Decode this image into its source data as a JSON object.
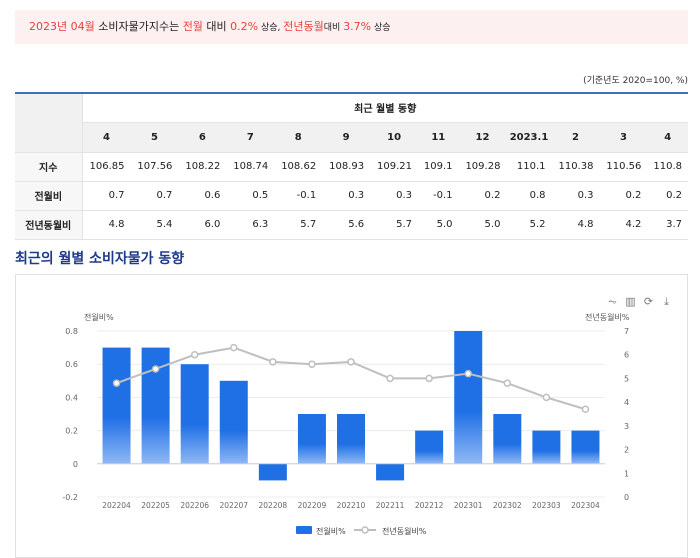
{
  "banner": {
    "period": "2023년 04월",
    "subject": " 소비자물가지수는 ",
    "mom_label": "전월",
    "vs": " 대비 ",
    "mom_value": "0.2%",
    "mom_dir": " 상승, ",
    "yoy_label": "전년동월",
    "vs2": "대비 ",
    "yoy_value": "3.7%",
    "yoy_dir": " 상승"
  },
  "unit_note": "(기준년도 2020=100, %)",
  "table": {
    "group_header": "최근 월별 동향",
    "columns": [
      "4",
      "5",
      "6",
      "7",
      "8",
      "9",
      "10",
      "11",
      "12",
      "2023.1",
      "2",
      "3",
      "4"
    ],
    "rows": [
      {
        "label": "지수",
        "values": [
          "106.85",
          "107.56",
          "108.22",
          "108.74",
          "108.62",
          "108.93",
          "109.21",
          "109.1",
          "109.28",
          "110.1",
          "110.38",
          "110.56",
          "110.8"
        ]
      },
      {
        "label": "전월비",
        "values": [
          "0.7",
          "0.7",
          "0.6",
          "0.5",
          "-0.1",
          "0.3",
          "0.3",
          "-0.1",
          "0.2",
          "0.8",
          "0.3",
          "0.2",
          "0.2"
        ]
      },
      {
        "label": "전년동월비",
        "values": [
          "4.8",
          "5.4",
          "6.0",
          "6.3",
          "5.7",
          "5.6",
          "5.7",
          "5.0",
          "5.0",
          "5.2",
          "4.8",
          "4.2",
          "3.7"
        ]
      }
    ]
  },
  "section_title": "최근의 월별 소비자물가 동향",
  "colors": {
    "bar": "#1f6fe5",
    "bar_light": "#8fb8f5",
    "line": "#bfbfbf",
    "accent": "#e8413b",
    "title": "#1e3a8a"
  },
  "toolbar_icons": [
    "line-chart-icon",
    "bar-chart-icon",
    "refresh-icon",
    "download-icon"
  ],
  "chart_data": {
    "type": "bar",
    "categories": [
      "202204",
      "202205",
      "202206",
      "202207",
      "202208",
      "202209",
      "202210",
      "202211",
      "202212",
      "202301",
      "202302",
      "202303",
      "202304"
    ],
    "series": [
      {
        "name": "전월비%",
        "type": "bar",
        "axis": "left",
        "values": [
          0.7,
          0.7,
          0.6,
          0.5,
          -0.1,
          0.3,
          0.3,
          -0.1,
          0.2,
          0.8,
          0.3,
          0.2,
          0.2
        ]
      },
      {
        "name": "전년동월비%",
        "type": "line",
        "axis": "right",
        "values": [
          4.8,
          5.4,
          6.0,
          6.3,
          5.7,
          5.6,
          5.7,
          5.0,
          5.0,
          5.2,
          4.8,
          4.2,
          3.7
        ]
      }
    ],
    "ylabel_left": "전월비%",
    "ylabel_right": "전년동월비%",
    "ylim_left": [
      -0.2,
      0.8
    ],
    "yticks_left": [
      "-0.2",
      "0",
      "0.2",
      "0.4",
      "0.6",
      "0.8"
    ],
    "ylim_right": [
      0,
      7
    ],
    "yticks_right": [
      "0",
      "1",
      "2",
      "3",
      "4",
      "5",
      "6",
      "7"
    ],
    "legend_position": "bottom-center",
    "grid": true
  }
}
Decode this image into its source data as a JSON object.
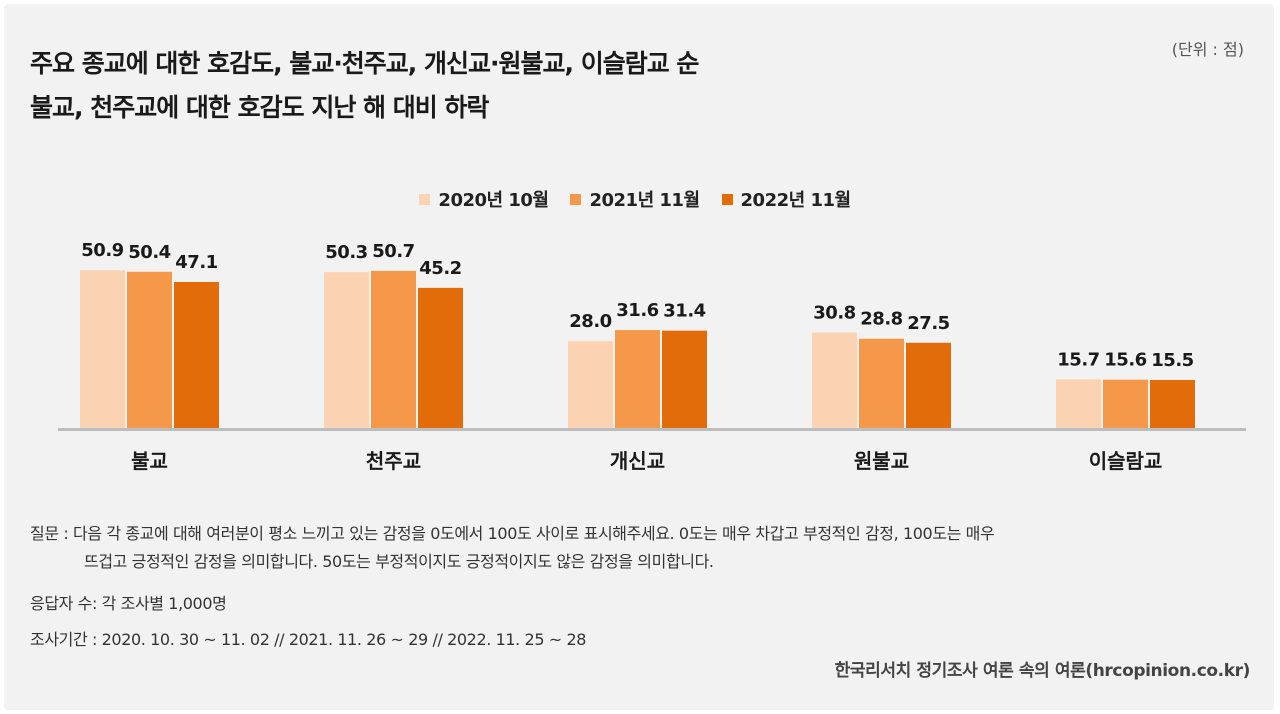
{
  "header": {
    "title_line1": "주요 종교에 대한 호감도, 불교·천주교, 개신교·원불교, 이슬람교 순",
    "title_line2": "불교, 천주교에 대한 호감도 지난 해 대비 하락",
    "unit": "(단위 : 점)"
  },
  "chart_data": {
    "type": "bar",
    "title": "주요 종교에 대한 호감도, 불교·천주교, 개신교·원불교, 이슬람교 순",
    "subtitle": "불교, 천주교에 대한 호감도 지난 해 대비 하락",
    "unit": "(단위 : 점)",
    "categories": [
      "불교",
      "천주교",
      "개신교",
      "원불교",
      "이슬람교"
    ],
    "series": [
      {
        "name": "2020년 10월",
        "color": "#fcd3b2",
        "values": [
          50.9,
          50.3,
          28.0,
          30.8,
          15.7
        ]
      },
      {
        "name": "2021년 11월",
        "color": "#f6984a",
        "values": [
          50.4,
          50.7,
          31.6,
          28.8,
          15.6
        ]
      },
      {
        "name": "2022년 11월",
        "color": "#e36c0a",
        "values": [
          47.1,
          45.2,
          31.4,
          27.5,
          15.5
        ]
      }
    ],
    "ylim": [
      0,
      100
    ],
    "grid": false,
    "legend_position": "top-center",
    "data_labels": true
  },
  "notes": {
    "question_line1": "질문 : 다음 각 종교에 대해 여러분이 평소 느끼고 있는 감정을 0도에서 100도 사이로 표시해주세요. 0도는 매우 차갑고 부정적인 감정, 100도는 매우",
    "question_line2": "뜨겁고 긍정적인 감정을 의미합니다. 50도는 부정적이지도 긍정적이지도 않은 감정을 의미합니다.",
    "respondents": "응답자 수: 각 조사별 1,000명",
    "period": "조사기간 : 2020. 10. 30 ~ 11. 02 // 2021. 11. 26 ~ 29 // 2022. 11. 25 ~ 28",
    "source": "한국리서치 정기조사 여론 속의 여론(hrcopinion.co.kr)"
  }
}
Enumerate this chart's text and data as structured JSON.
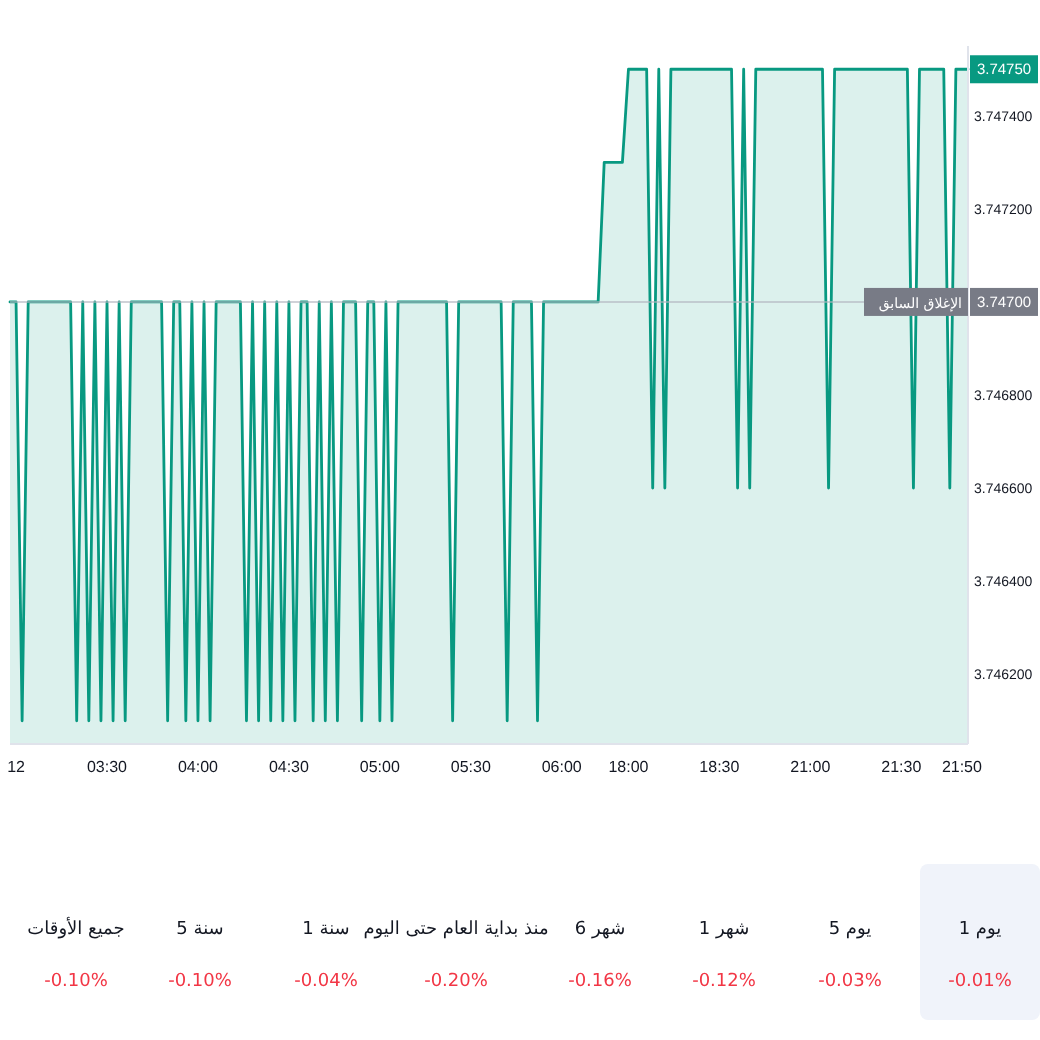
{
  "chart_data": [
    {
      "type": "area",
      "ylim": [
        3.74605,
        3.74755
      ],
      "categories": [
        null,
        "12",
        null,
        null,
        null,
        null,
        null,
        null,
        null,
        null,
        null,
        null,
        null,
        null,
        null,
        null,
        "03:30",
        null,
        null,
        null,
        null,
        null,
        null,
        null,
        null,
        null,
        null,
        null,
        null,
        null,
        null,
        "04:00",
        null,
        null,
        null,
        null,
        null,
        null,
        null,
        null,
        null,
        null,
        null,
        null,
        null,
        null,
        "04:30",
        null,
        null,
        null,
        null,
        null,
        null,
        null,
        null,
        null,
        null,
        null,
        null,
        null,
        null,
        "05:00",
        null,
        null,
        null,
        null,
        null,
        null,
        null,
        null,
        null,
        null,
        null,
        null,
        null,
        null,
        "05:30",
        null,
        null,
        null,
        null,
        null,
        null,
        null,
        null,
        null,
        null,
        null,
        null,
        null,
        null,
        "06:00",
        null,
        null,
        null,
        null,
        null,
        null,
        null,
        null,
        null,
        null,
        "18:00",
        null,
        null,
        null,
        null,
        null,
        null,
        null,
        null,
        null,
        null,
        null,
        null,
        null,
        null,
        "18:30",
        null,
        null,
        null,
        null,
        null,
        null,
        null,
        null,
        null,
        null,
        null,
        null,
        null,
        null,
        "21:00",
        null,
        null,
        null,
        null,
        null,
        null,
        null,
        null,
        null,
        null,
        null,
        null,
        null,
        null,
        "21:30",
        null,
        null,
        null,
        null,
        null,
        null,
        null,
        null,
        null,
        "21:50",
        null
      ],
      "yticks": [
        {
          "value": 3.7462,
          "label": "3.746200"
        },
        {
          "value": 3.7464,
          "label": "3.746400"
        },
        {
          "value": 3.7466,
          "label": "3.746600"
        },
        {
          "value": 3.7468,
          "label": "3.746800"
        },
        {
          "value": 3.7472,
          "label": "3.747200"
        },
        {
          "value": 3.7474,
          "label": "3.747400"
        }
      ],
      "series": [
        {
          "color": "#089981",
          "values": [
            3.747,
            3.747,
            3.7461,
            3.747,
            3.747,
            3.747,
            3.747,
            3.747,
            3.747,
            3.747,
            3.747,
            3.7461,
            3.747,
            3.7461,
            3.747,
            3.7461,
            3.747,
            3.7461,
            3.747,
            3.7461,
            3.747,
            3.747,
            3.747,
            3.747,
            3.747,
            3.747,
            3.7461,
            3.747,
            3.747,
            3.7461,
            3.747,
            3.7461,
            3.747,
            3.7461,
            3.747,
            3.747,
            3.747,
            3.747,
            3.747,
            3.7461,
            3.747,
            3.7461,
            3.747,
            3.7461,
            3.747,
            3.7461,
            3.747,
            3.7461,
            3.747,
            3.747,
            3.7461,
            3.747,
            3.7461,
            3.747,
            3.7461,
            3.747,
            3.747,
            3.747,
            3.7461,
            3.747,
            3.747,
            3.7461,
            3.747,
            3.7461,
            3.747,
            3.747,
            3.747,
            3.747,
            3.747,
            3.747,
            3.747,
            3.747,
            3.747,
            3.7461,
            3.747,
            3.747,
            3.747,
            3.747,
            3.747,
            3.747,
            3.747,
            3.747,
            3.7461,
            3.747,
            3.747,
            3.747,
            3.747,
            3.7461,
            3.747,
            3.747,
            3.747,
            3.747,
            3.747,
            3.747,
            3.747,
            3.747,
            3.747,
            3.747,
            3.7473,
            3.7473,
            3.7473,
            3.7473,
            3.7475,
            3.7475,
            3.7475,
            3.7475,
            3.7466,
            3.7475,
            3.7466,
            3.7475,
            3.7475,
            3.7475,
            3.7475,
            3.7475,
            3.7475,
            3.7475,
            3.7475,
            3.7475,
            3.7475,
            3.7475,
            3.7466,
            3.7475,
            3.7466,
            3.7475,
            3.7475,
            3.7475,
            3.7475,
            3.7475,
            3.7475,
            3.7475,
            3.7475,
            3.7475,
            3.7475,
            3.7475,
            3.7475,
            3.7466,
            3.7475,
            3.7475,
            3.7475,
            3.7475,
            3.7475,
            3.7475,
            3.7475,
            3.7475,
            3.7475,
            3.7475,
            3.7475,
            3.7475,
            3.7475,
            3.7466,
            3.7475,
            3.7475,
            3.7475,
            3.7475,
            3.7475,
            3.7466,
            3.7475,
            3.7475,
            3.7475
          ]
        }
      ],
      "ref_lines": [
        {
          "axis": "y",
          "value": 3.747,
          "label": "الإغلاق السابق",
          "color": "#b2b5be"
        }
      ],
      "annotations": [
        {
          "text": "3.74750",
          "y": 3.7475
        },
        {
          "text": "3.74700",
          "y": 3.747
        }
      ]
    },
    {
      "type": "other",
      "categories": [
        "جميع الأوقات",
        "5 سنة",
        "1 سنة",
        "منذ بداية العام حتى اليوم",
        "6 شهر",
        "1 شهر",
        "5 يوم",
        "1 يوم"
      ],
      "value_labels": [
        "-0.10%",
        "-0.10%",
        "-0.04%",
        "-0.20%",
        "-0.16%",
        "-0.12%",
        "-0.03%",
        "-0.01%"
      ]
    }
  ]
}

What you are asked to do: Show the lines from the data above that contain the string "전년동월비".

Worked solution:
        "label": "전년동월비",
        "name": "전년동월비%",
    "ylabel_right": "전년동월비%",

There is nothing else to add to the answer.